▸ Exercise aim:
Render every entry verbatim.

- - - - -

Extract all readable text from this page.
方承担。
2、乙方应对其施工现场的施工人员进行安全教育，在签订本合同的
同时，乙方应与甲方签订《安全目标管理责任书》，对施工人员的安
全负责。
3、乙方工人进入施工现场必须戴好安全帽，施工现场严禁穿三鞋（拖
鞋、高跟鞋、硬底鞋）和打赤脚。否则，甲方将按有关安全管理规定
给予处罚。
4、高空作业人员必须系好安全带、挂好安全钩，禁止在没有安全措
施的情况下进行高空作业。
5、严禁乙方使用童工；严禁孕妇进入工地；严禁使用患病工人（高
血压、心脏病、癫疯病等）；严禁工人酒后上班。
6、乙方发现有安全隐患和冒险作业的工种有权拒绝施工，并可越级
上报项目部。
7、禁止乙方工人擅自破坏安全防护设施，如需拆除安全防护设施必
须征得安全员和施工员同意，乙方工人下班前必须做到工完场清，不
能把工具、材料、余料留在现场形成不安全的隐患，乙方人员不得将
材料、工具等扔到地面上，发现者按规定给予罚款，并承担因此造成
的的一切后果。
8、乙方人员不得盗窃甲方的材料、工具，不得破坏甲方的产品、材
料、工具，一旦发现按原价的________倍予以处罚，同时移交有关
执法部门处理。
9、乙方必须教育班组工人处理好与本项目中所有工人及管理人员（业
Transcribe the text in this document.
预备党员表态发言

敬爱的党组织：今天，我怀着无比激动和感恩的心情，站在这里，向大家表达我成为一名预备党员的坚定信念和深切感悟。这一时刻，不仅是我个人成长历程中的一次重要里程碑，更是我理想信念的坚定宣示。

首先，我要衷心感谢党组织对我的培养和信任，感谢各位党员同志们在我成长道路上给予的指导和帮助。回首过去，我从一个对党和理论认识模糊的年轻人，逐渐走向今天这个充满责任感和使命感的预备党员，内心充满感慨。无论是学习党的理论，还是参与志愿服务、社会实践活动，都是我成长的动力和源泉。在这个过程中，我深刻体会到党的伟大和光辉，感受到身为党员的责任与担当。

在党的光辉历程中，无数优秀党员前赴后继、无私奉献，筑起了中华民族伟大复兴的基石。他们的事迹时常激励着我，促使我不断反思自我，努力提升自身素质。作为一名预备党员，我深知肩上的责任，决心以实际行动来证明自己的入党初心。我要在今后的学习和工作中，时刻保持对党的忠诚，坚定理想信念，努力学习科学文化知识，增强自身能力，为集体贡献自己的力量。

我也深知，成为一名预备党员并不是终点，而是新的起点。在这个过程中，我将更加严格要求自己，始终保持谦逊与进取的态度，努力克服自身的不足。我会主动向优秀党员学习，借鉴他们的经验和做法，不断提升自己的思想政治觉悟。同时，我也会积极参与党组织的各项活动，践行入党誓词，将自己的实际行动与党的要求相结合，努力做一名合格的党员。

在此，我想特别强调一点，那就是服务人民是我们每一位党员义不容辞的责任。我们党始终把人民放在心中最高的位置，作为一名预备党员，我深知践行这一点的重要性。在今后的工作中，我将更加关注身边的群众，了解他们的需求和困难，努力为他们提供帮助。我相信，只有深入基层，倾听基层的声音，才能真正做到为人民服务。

- - - - -

▸ The solution:
Extract all readable text from this page.
方承担。
2、乙方应对其施工现场的施工人员进行安全教育，在签订本合同的
同时，乙方应与甲方签订《安全目标管理责任书》，对施工人员的安
全负责。
3、乙方工人进入施工现场必须戴好安全帽，施工现场严禁穿三鞋（拖
鞋、高跟鞋、硬底鞋）和打赤脚。否则，甲方将按有关安全管理规定
给予处罚。
4、高空作业人员必须系好安全带、挂好安全钩，禁止在没有安全措
施的情况下进行高空作业。
5、严禁乙方使用童工；严禁孕妇进入工地；严禁使用患病工人（高
血压、心脏病、癫疯病等）；严禁工人酒后上班。
6、乙方发现有安全隐患和冒险作业的工种有权拒绝施工，并可越级
上报项目部。
7、禁止乙方工人擅自破坏安全防护设施，如需拆除安全防护设施必
须征得安全员和施工员同意，乙方工人下班前必须做到工完场清，不
能把工具、材料、余料留在现场形成不安全的隐患，乙方人员不得将
材料、工具等扔到地面上，发现者按规定给予罚款，并承担因此造成
的的一切后果。
8、乙方人员不得盗窃甲方的材料、工具，不得破坏甲方的产品、材
料、工具，一旦发现按原价的________倍予以处罚，同时移交有关
执法部门处理。
9、乙方必须教育班组工人处理好与本项目中所有工人及管理人员（业
Transcribe the text in this document.
预备党员表态发言

敬爱的党组织：今天，我怀着无比激动和感恩的心情，站在这里，向大家表达我成为一名预备党员的坚定信念和深切感悟。这一时刻，不仅是我个人成长历程中的一次重要里程碑，更是我理想信念的坚定宣示。

首先，我要衷心感谢党组织对我的培养和信任，感谢各位党员同志们在我成长道路上给予的指导和帮助。回首过去，我从一个对党和理论认识模糊的年轻人，逐渐走向今天这个充满责任感和使命感的预备党员，内心充满感慨。无论是学习党的理论，还是参与志愿服务、社会实践活动，都是我成长的动力和源泉。在这个过程中，我深刻体会到党的伟大和光辉，感受到身为党员的责任与担当。

在党的光辉历程中，无数优秀党员前赴后继、无私奉献，筑起了中华民族伟大复兴的基石。他们的事迹时常激励着我，促使我不断反思自我，努力提升自身素质。作为一名预备党员，我深知肩上的责任，决心以实际行动来证明自己的入党初心。我要在今后的学习和工作中，时刻保持对党的忠诚，坚定理想信念，努力学习科学文化知识，增强自身能力，为集体贡献自己的力量。

我也深知，成为一名预备党员并不是终点，而是新的起点。在这个过程中，我将更加严格要求自己，始终保持谦逊与进取的态度，努力克服自身的不足。我会主动向优秀党员学习，借鉴他们的经验和做法，不断提升自己的思想政治觉悟。同时，我也会积极参与党组织的各项活动，践行入党誓词，将自己的实际行动与党的要求相结合，努力做一名合格的党员。

在此，我想特别强调一点，那就是服务人民是我们每一位党员义不容辞的责任。我们党始终把人民放在心中最高的位置，作为一名预备党员，我深知践行这一点的重要性。在今后的工作中，我将更加关注身边的群众，了解他们的需求和困难，努力为他们提供帮助。我相信，只有深入基层，倾听基层的声音，才能真正做到为人民服务。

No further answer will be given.